:: Exercise objective ::
Copy the data exactly; pictures stay out of the copy.

:: Records provided ::
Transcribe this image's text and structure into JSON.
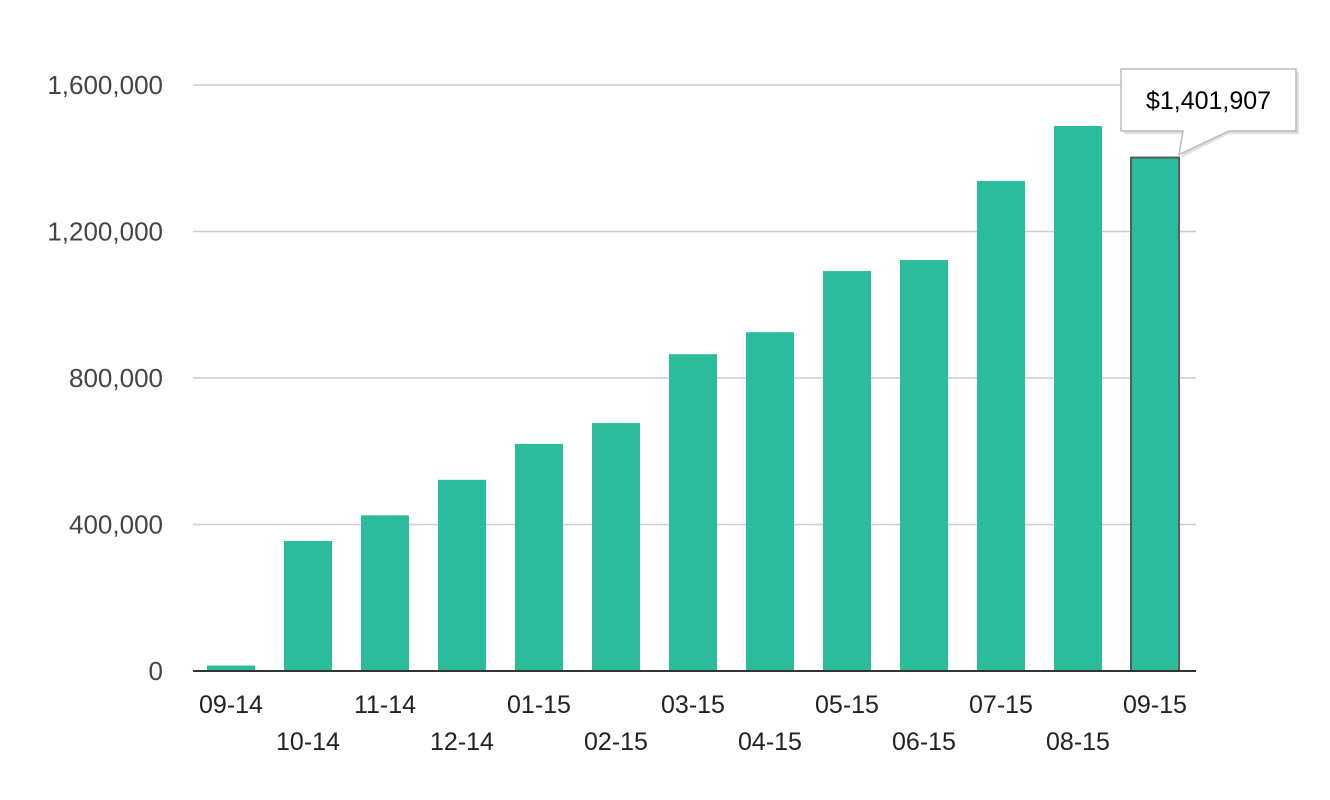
{
  "chart_data": {
    "type": "bar",
    "title": "",
    "xlabel": "",
    "ylabel": "",
    "ylim": [
      0,
      1600000
    ],
    "y_ticks": [
      0,
      400000,
      800000,
      1200000,
      1600000
    ],
    "y_tick_labels": [
      "0",
      "400,000",
      "800,000",
      "1,200,000",
      "1,600,000"
    ],
    "categories": [
      "09-14",
      "10-14",
      "11-14",
      "12-14",
      "01-15",
      "02-15",
      "03-15",
      "04-15",
      "05-15",
      "06-15",
      "07-15",
      "08-15",
      "09-15"
    ],
    "values": [
      15000,
      355000,
      425000,
      522000,
      620000,
      677000,
      865000,
      925000,
      1092000,
      1122000,
      1338000,
      1488000,
      1401907
    ],
    "grid": true,
    "legend": "none",
    "bar_color": "#2bbc9b",
    "highlighted_index": 12,
    "tooltip": {
      "category": "09-15",
      "text": "$1,401,907"
    }
  }
}
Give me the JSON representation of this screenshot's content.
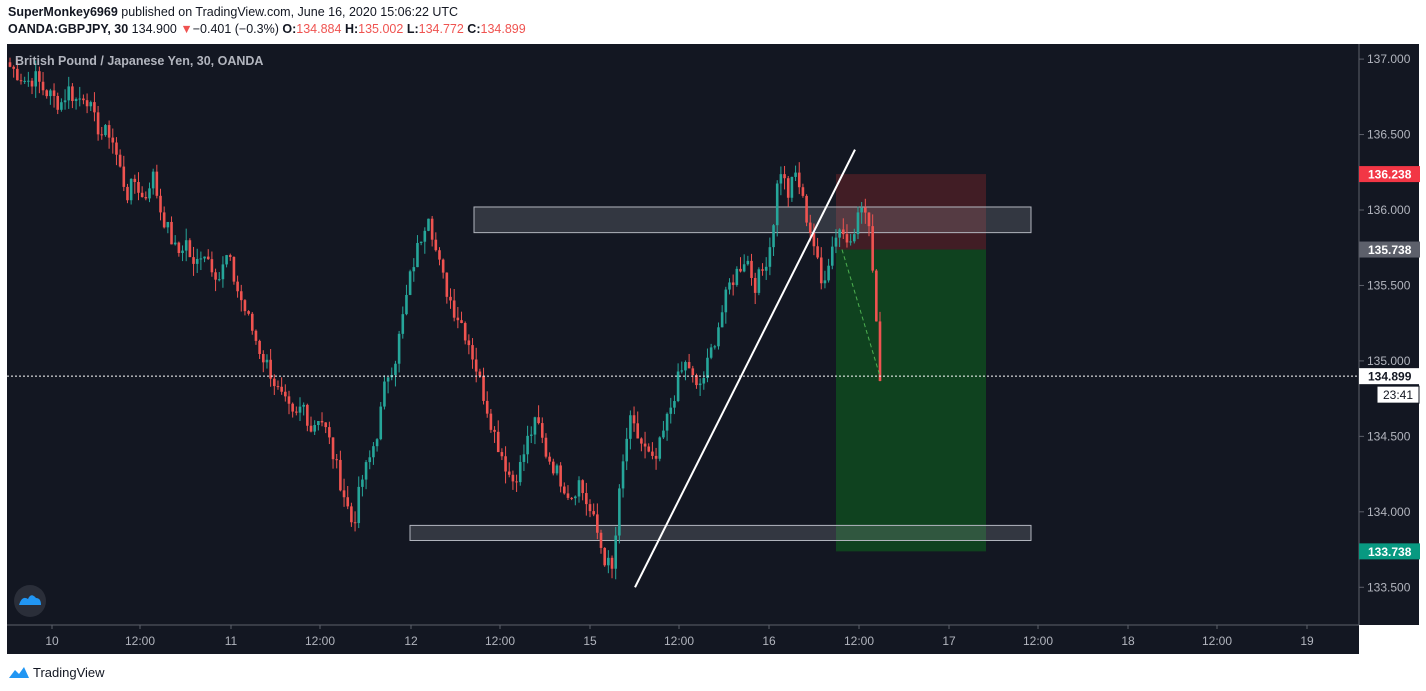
{
  "header": {
    "user": "SuperMonkey6969",
    "published_text": "published on TradingView.com, June 16, 2020 15:06:22 UTC",
    "symbol": "OANDA:GBPJPY, 30",
    "last": "134.900",
    "change_arrow": "▼",
    "change": "−0.401 (−0.3%)",
    "o_label": "O:",
    "o_value": "134.884",
    "h_label": "H:",
    "h_value": "135.002",
    "l_label": "L:",
    "l_value": "134.772",
    "c_label": "C:",
    "c_value": "134.899"
  },
  "chart": {
    "title": "British Pound / Japanese Yen, 30, OANDA",
    "countdown": "23:41",
    "logo_icon": "tradingview-cloud-icon"
  },
  "footer": {
    "brand": "TradingView",
    "logo_icon": "tradingview-logo-icon"
  },
  "colors": {
    "background": "#131722",
    "up": "#26a69a",
    "down": "#ef5350",
    "stop_zone": "#4a1f26",
    "target_zone": "#0f4a1f",
    "grid_text": "#b2b5be"
  },
  "chart_data": {
    "type": "candlestick",
    "title": "British Pound / Japanese Yen, 30, OANDA",
    "ylim": [
      133.25,
      137.1
    ],
    "y_ticks": [
      "133.500",
      "134.000",
      "134.500",
      "135.000",
      "135.500",
      "136.000",
      "136.500",
      "137.000"
    ],
    "x_ticks": [
      "10",
      "12:00",
      "11",
      "12:00",
      "12",
      "12:00",
      "15",
      "12:00",
      "16",
      "12:00",
      "17",
      "12:00",
      "18",
      "12:00",
      "19"
    ],
    "price_labels": [
      {
        "label": "136.238",
        "value": 136.238,
        "color": "#f23645"
      },
      {
        "label": "135.738",
        "value": 135.738,
        "color": "#5d606b"
      },
      {
        "label": "134.899",
        "value": 134.899,
        "color": "#ffffff"
      },
      {
        "label": "133.738",
        "value": 133.738,
        "color": "#089981"
      }
    ],
    "trend_line": {
      "from": {
        "date": "2020-06-15 07:00",
        "price": 133.5
      },
      "to": {
        "date": "2020-06-16 14:30",
        "price": 136.4
      }
    },
    "zones": [
      {
        "name": "resistance",
        "price_low": 135.85,
        "price_high": 136.02
      },
      {
        "name": "support",
        "price_low": 133.81,
        "price_high": 133.91
      }
    ],
    "short_position": {
      "entry": 135.738,
      "stop": 136.238,
      "target": 133.738
    },
    "close_path": [
      136.95,
      136.9,
      136.85,
      136.88,
      136.8,
      136.75,
      136.7,
      136.8,
      136.72,
      136.78,
      136.6,
      136.5,
      136.52,
      136.3,
      136.1,
      136.2,
      136.05,
      136.25,
      136.0,
      135.85,
      135.7,
      135.8,
      135.6,
      135.75,
      135.65,
      135.55,
      135.7,
      135.5,
      135.35,
      135.2,
      135.05,
      134.95,
      134.8,
      134.7,
      134.6,
      134.72,
      134.55,
      134.65,
      134.5,
      134.3,
      134.1,
      133.9,
      134.2,
      134.35,
      134.55,
      134.9,
      135.0,
      135.3,
      135.6,
      135.8,
      136.0,
      135.7,
      135.5,
      135.35,
      135.25,
      135.1,
      134.9,
      134.7,
      134.5,
      134.35,
      134.2,
      134.3,
      134.5,
      134.6,
      134.4,
      134.3,
      134.2,
      134.1,
      134.2,
      134.05,
      133.9,
      133.7,
      133.6,
      134.2,
      134.6,
      134.5,
      134.4,
      134.3,
      134.5,
      134.7,
      134.9,
      135.0,
      134.8,
      134.9,
      135.1,
      135.3,
      135.5,
      135.6,
      135.7,
      135.5,
      135.6,
      135.8,
      136.3,
      136.1,
      136.25,
      136.0,
      135.8,
      135.5,
      135.7,
      135.9,
      135.8,
      135.9,
      136.05,
      135.75,
      134.9
    ]
  }
}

:: Task output ::
Transcribe this image's text and structure into JSON.
{
  "chart_data": {
    "type": "bar",
    "title": "",
    "xlabel": "",
    "ylabel": "",
    "ylim": [
      0,
      1600000
    ],
    "y_ticks": [
      0,
      400000,
      800000,
      1200000,
      1600000
    ],
    "y_tick_labels": [
      "0",
      "400,000",
      "800,000",
      "1,200,000",
      "1,600,000"
    ],
    "categories": [
      "09-14",
      "10-14",
      "11-14",
      "12-14",
      "01-15",
      "02-15",
      "03-15",
      "04-15",
      "05-15",
      "06-15",
      "07-15",
      "08-15",
      "09-15"
    ],
    "values": [
      15000,
      355000,
      425000,
      522000,
      620000,
      677000,
      865000,
      925000,
      1092000,
      1122000,
      1338000,
      1488000,
      1401907
    ],
    "grid": true,
    "legend": "none",
    "bar_color": "#2bbc9b",
    "highlighted_index": 12,
    "tooltip": {
      "category": "09-15",
      "text": "$1,401,907"
    }
  }
}
Give me the JSON representation of this screenshot's content.
{
  "header": {
    "user": "SuperMonkey6969",
    "published_text": "published on TradingView.com, June 16, 2020 15:06:22 UTC",
    "symbol": "OANDA:GBPJPY, 30",
    "last": "134.900",
    "change_arrow": "▼",
    "change": "−0.401 (−0.3%)",
    "o_label": "O:",
    "o_value": "134.884",
    "h_label": "H:",
    "h_value": "135.002",
    "l_label": "L:",
    "l_value": "134.772",
    "c_label": "C:",
    "c_value": "134.899"
  },
  "chart": {
    "title": "British Pound / Japanese Yen, 30, OANDA",
    "countdown": "23:41",
    "logo_icon": "tradingview-cloud-icon"
  },
  "footer": {
    "brand": "TradingView",
    "logo_icon": "tradingview-logo-icon"
  },
  "colors": {
    "background": "#131722",
    "up": "#26a69a",
    "down": "#ef5350",
    "stop_zone": "#4a1f26",
    "target_zone": "#0f4a1f",
    "grid_text": "#b2b5be"
  },
  "chart_data": {
    "type": "candlestick",
    "title": "British Pound / Japanese Yen, 30, OANDA",
    "ylim": [
      133.25,
      137.1
    ],
    "y_ticks": [
      "133.500",
      "134.000",
      "134.500",
      "135.000",
      "135.500",
      "136.000",
      "136.500",
      "137.000"
    ],
    "x_ticks": [
      "10",
      "12:00",
      "11",
      "12:00",
      "12",
      "12:00",
      "15",
      "12:00",
      "16",
      "12:00",
      "17",
      "12:00",
      "18",
      "12:00",
      "19"
    ],
    "price_labels": [
      {
        "label": "136.238",
        "value": 136.238,
        "color": "#f23645"
      },
      {
        "label": "135.738",
        "value": 135.738,
        "color": "#5d606b"
      },
      {
        "label": "134.899",
        "value": 134.899,
        "color": "#ffffff"
      },
      {
        "label": "133.738",
        "value": 133.738,
        "color": "#089981"
      }
    ],
    "trend_line": {
      "from": {
        "date": "2020-06-15 07:00",
        "price": 133.5
      },
      "to": {
        "date": "2020-06-16 14:30",
        "price": 136.4
      }
    },
    "zones": [
      {
        "name": "resistance",
        "price_low": 135.85,
        "price_high": 136.02
      },
      {
        "name": "support",
        "price_low": 133.81,
        "price_high": 133.91
      }
    ],
    "short_position": {
      "entry": 135.738,
      "stop": 136.238,
      "target": 133.738
    },
    "close_path": [
      136.95,
      136.9,
      136.85,
      136.88,
      136.8,
      136.75,
      136.7,
      136.8,
      136.72,
      136.78,
      136.6,
      136.5,
      136.52,
      136.3,
      136.1,
      136.2,
      136.05,
      136.25,
      136.0,
      135.85,
      135.7,
      135.8,
      135.6,
      135.75,
      135.65,
      135.55,
      135.7,
      135.5,
      135.35,
      135.2,
      135.05,
      134.95,
      134.8,
      134.7,
      134.6,
      134.72,
      134.55,
      134.65,
      134.5,
      134.3,
      134.1,
      133.9,
      134.2,
      134.35,
      134.55,
      134.9,
      135.0,
      135.3,
      135.6,
      135.8,
      136.0,
      135.7,
      135.5,
      135.35,
      135.25,
      135.1,
      134.9,
      134.7,
      134.5,
      134.35,
      134.2,
      134.3,
      134.5,
      134.6,
      134.4,
      134.3,
      134.2,
      134.1,
      134.2,
      134.05,
      133.9,
      133.7,
      133.6,
      134.2,
      134.6,
      134.5,
      134.4,
      134.3,
      134.5,
      134.7,
      134.9,
      135.0,
      134.8,
      134.9,
      135.1,
      135.3,
      135.5,
      135.6,
      135.7,
      135.5,
      135.6,
      135.8,
      136.3,
      136.1,
      136.25,
      136.0,
      135.8,
      135.5,
      135.7,
      135.9,
      135.8,
      135.9,
      136.05,
      135.75,
      134.9
    ]
  }
}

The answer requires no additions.